** START **

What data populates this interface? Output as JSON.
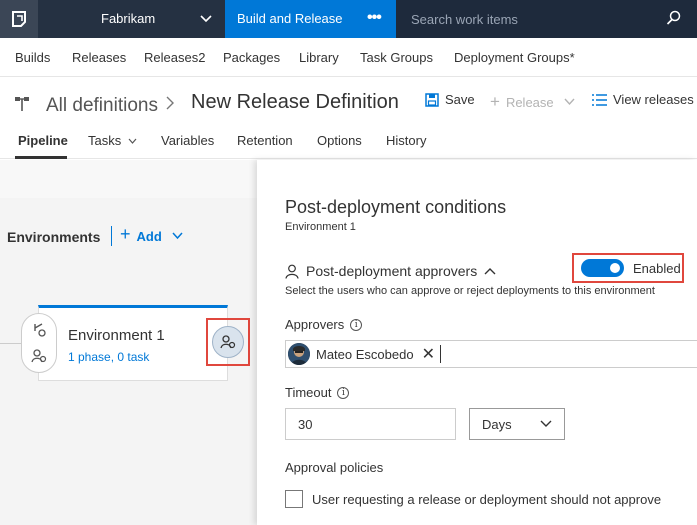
{
  "topnav": {
    "org": "Fabrikam",
    "active_hub": "Build and Release",
    "more": "•••",
    "search_placeholder": "Search work items"
  },
  "hubs": [
    "Builds",
    "Releases",
    "Releases2",
    "Packages",
    "Library",
    "Task Groups",
    "Deployment Groups*"
  ],
  "breadcrumb": {
    "all": "All definitions",
    "title": "New Release Definition"
  },
  "toolbar": {
    "save": "Save",
    "release": "Release",
    "view_releases": "View releases"
  },
  "tabs": [
    "Pipeline",
    "Tasks",
    "Variables",
    "Retention",
    "Options",
    "History"
  ],
  "pipeline": {
    "environments_label": "Environments",
    "add_label": "Add",
    "environment": {
      "name": "Environment 1",
      "summary": "1 phase, 0 task"
    }
  },
  "panel": {
    "title": "Post-deployment conditions",
    "subtitle": "Environment 1",
    "approvers_section": "Post-deployment approvers",
    "enabled_label": "Enabled",
    "enabled": true,
    "description": "Select the users who can approve or reject deployments to this environment",
    "approvers_label": "Approvers",
    "approver_name": "Mateo Escobedo",
    "timeout_label": "Timeout",
    "timeout_value": "30",
    "timeout_unit": "Days",
    "policies_label": "Approval policies",
    "policy_1": "User requesting a release or deployment should not approve"
  },
  "colors": {
    "accent": "#0078d7",
    "topbar": "#253142",
    "highlight": "#e0473d"
  }
}
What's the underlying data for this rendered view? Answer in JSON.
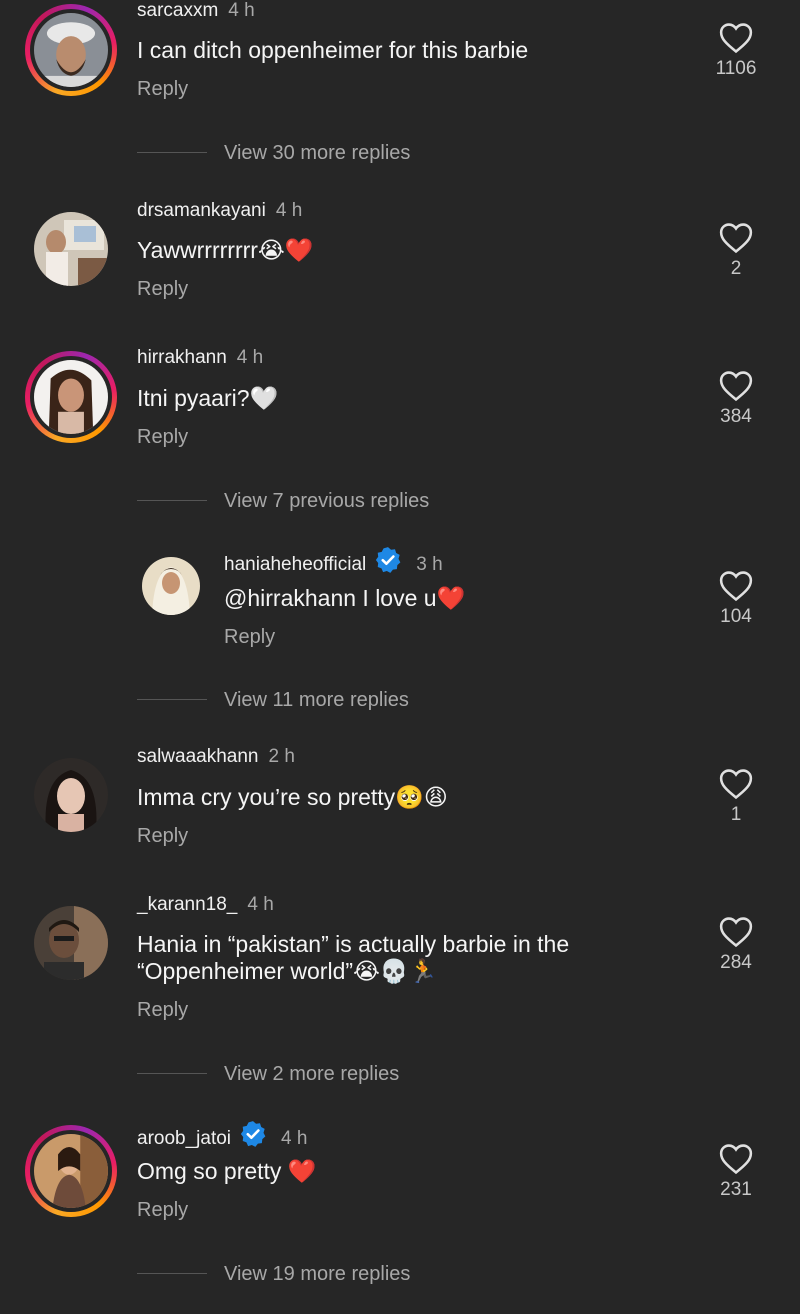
{
  "colors": {
    "background": "#262626",
    "muted": "#a8a8a8",
    "heart_red": "#e53935",
    "verified_blue": "#1e88e5"
  },
  "comments": [
    {
      "username": "sarcaxxm",
      "time": "4 h",
      "text": "I can ditch oppenheimer for this barbie",
      "reply": "Reply",
      "likes": "1106",
      "view_more": "View 30 more replies"
    },
    {
      "username": "drsamankayani",
      "time": "4 h",
      "text": "Yawwrrrrrrrr😭❤️",
      "reply": "Reply",
      "likes": "2"
    },
    {
      "username": "hirrakhann",
      "time": "4 h",
      "text": "Itni pyaari?🤍",
      "reply": "Reply",
      "likes": "384",
      "view_more": "View 7 previous replies"
    },
    {
      "username": "haniaheheofficial",
      "time": "3 h",
      "text": "@hirrakhann I love u❤️",
      "reply": "Reply",
      "likes": "104",
      "view_more": "View 11 more replies"
    },
    {
      "username": "salwaaakhann",
      "time": "2 h",
      "text": "Imma cry you’re so pretty🥺😩",
      "reply": "Reply",
      "likes": "1"
    },
    {
      "username": "_karann18_",
      "time": "4 h",
      "text_line1": "Hania in “pakistan” is actually barbie in the",
      "text_line2": "“Oppenheimer world”😭💀🏃",
      "reply": "Reply",
      "likes": "284",
      "view_more": "View 2 more replies"
    },
    {
      "username": "aroob_jatoi",
      "time": "4 h",
      "text": "Omg so pretty ❤️",
      "reply": "Reply",
      "likes": "231",
      "view_more": "View 19 more replies"
    }
  ]
}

** END **

◆ **Request**
Determine the number of lines in the data that contain "this" as a word or string, and state only that number.

◆ **Complete output**
4